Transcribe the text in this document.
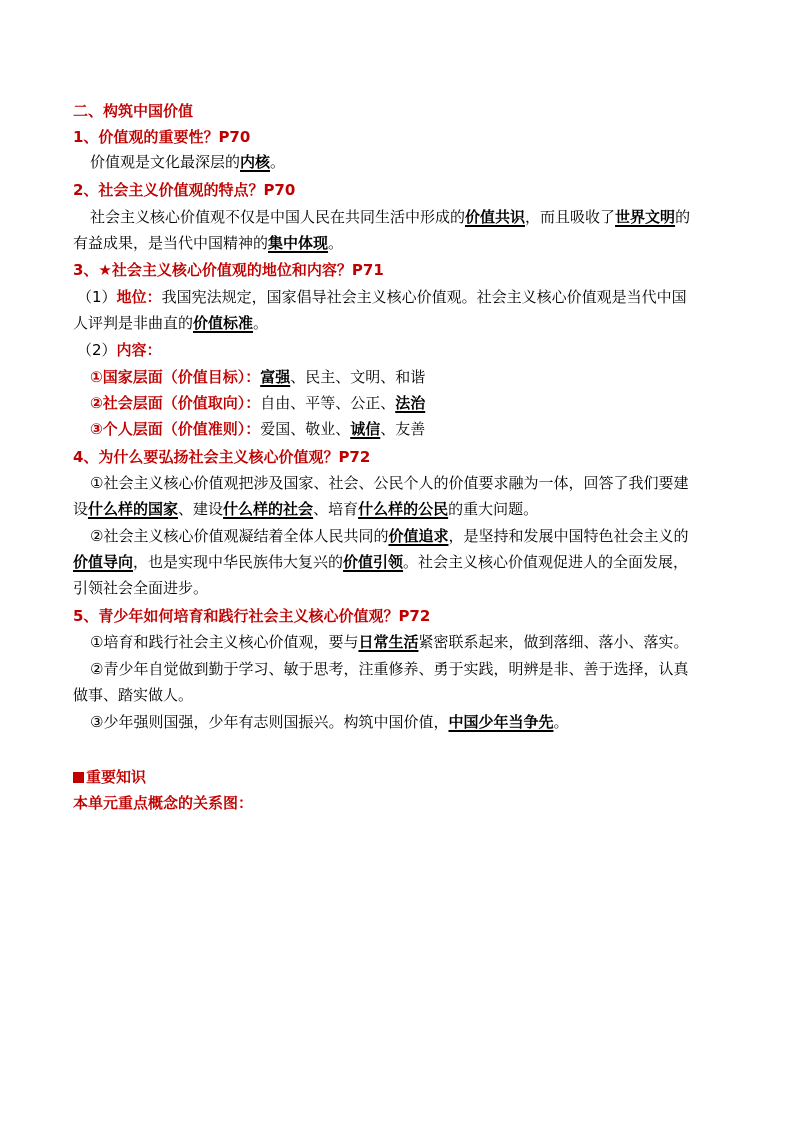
二、构筑中国价值
1、价值观的重要性？P70
价值观是文化最深层的内核。
2、社会主义价值观的特点？P70
社会主义核心价值观不仅是中国人民在共同生活中形成的价值共识，而且吸收了世界文明的
有益成果，是当代中国精神的集中体现。
3、★社会主义核心价值观的地位和内容？P71
（1）地位：我国宪法规定，国家倡导社会主义核心价值观。社会主义核心价值观是当代中国
人评判是非曲直的价值标准。
（2）内容：
①国家层面（价值目标）：富强、民主、文明、和谐
②社会层面（价值取向）：自由、平等、公正、法治
③个人层面（价值准则）：爱国、敬业、诚信、友善
4、为什么要弘扬社会主义核心价值观？P72
①社会主义核心价值观把涉及国家、社会、公民个人的价值要求融为一体，回答了我们要建
设什么样的国家、建设什么样的社会、培育什么样的公民的重大问题。
②社会主义核心价值观凝结着全体人民共同的价值追求，是坚持和发展中国特色社会主义的
价值导向，也是实现中华民族伟大复兴的价值引领。社会主义核心价值观促进人的全面发展，
引领社会全面进步。
5、青少年如何培育和践行社会主义核心价值观？P72
①培育和践行社会主义核心价值观，要与日常生活紧密联系起来，做到落细、落小、落实。
②青少年自觉做到勤于学习、敏于思考，注重修养、勇于实践，明辨是非、善于选择，认真
做事、踏实做人。
③少年强则国强，少年有志则国振兴。构筑中国价值，中国少年当争先。
重要知识
本单元重点概念的关系图：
——
GIVEN REQUEST: Repeat the records above verbatim, with no pictures in the result.

WORKED ANSWER:
Transcribe the text in this document.
二、构筑中国价值
1、价值观的重要性？P70
价值观是文化最深层的内核。
2、社会主义价值观的特点？P70
社会主义核心价值观不仅是中国人民在共同生活中形成的价值共识，而且吸收了世界文明的
有益成果，是当代中国精神的集中体现。
3、★社会主义核心价值观的地位和内容？P71
（1）地位：我国宪法规定，国家倡导社会主义核心价值观。社会主义核心价值观是当代中国
人评判是非曲直的价值标准。
（2）内容：
①国家层面（价值目标）：富强、民主、文明、和谐
②社会层面（价值取向）：自由、平等、公正、法治
③个人层面（价值准则）：爱国、敬业、诚信、友善
4、为什么要弘扬社会主义核心价值观？P72
①社会主义核心价值观把涉及国家、社会、公民个人的价值要求融为一体，回答了我们要建
设什么样的国家、建设什么样的社会、培育什么样的公民的重大问题。
②社会主义核心价值观凝结着全体人民共同的价值追求，是坚持和发展中国特色社会主义的
价值导向，也是实现中华民族伟大复兴的价值引领。社会主义核心价值观促进人的全面发展，
引领社会全面进步。
5、青少年如何培育和践行社会主义核心价值观？P72
①培育和践行社会主义核心价值观，要与日常生活紧密联系起来，做到落细、落小、落实。
②青少年自觉做到勤于学习、敏于思考，注重修养、勇于实践，明辨是非、善于选择，认真
做事、踏实做人。
③少年强则国强，少年有志则国振兴。构筑中国价值，中国少年当争先。
重要知识
本单元重点概念的关系图：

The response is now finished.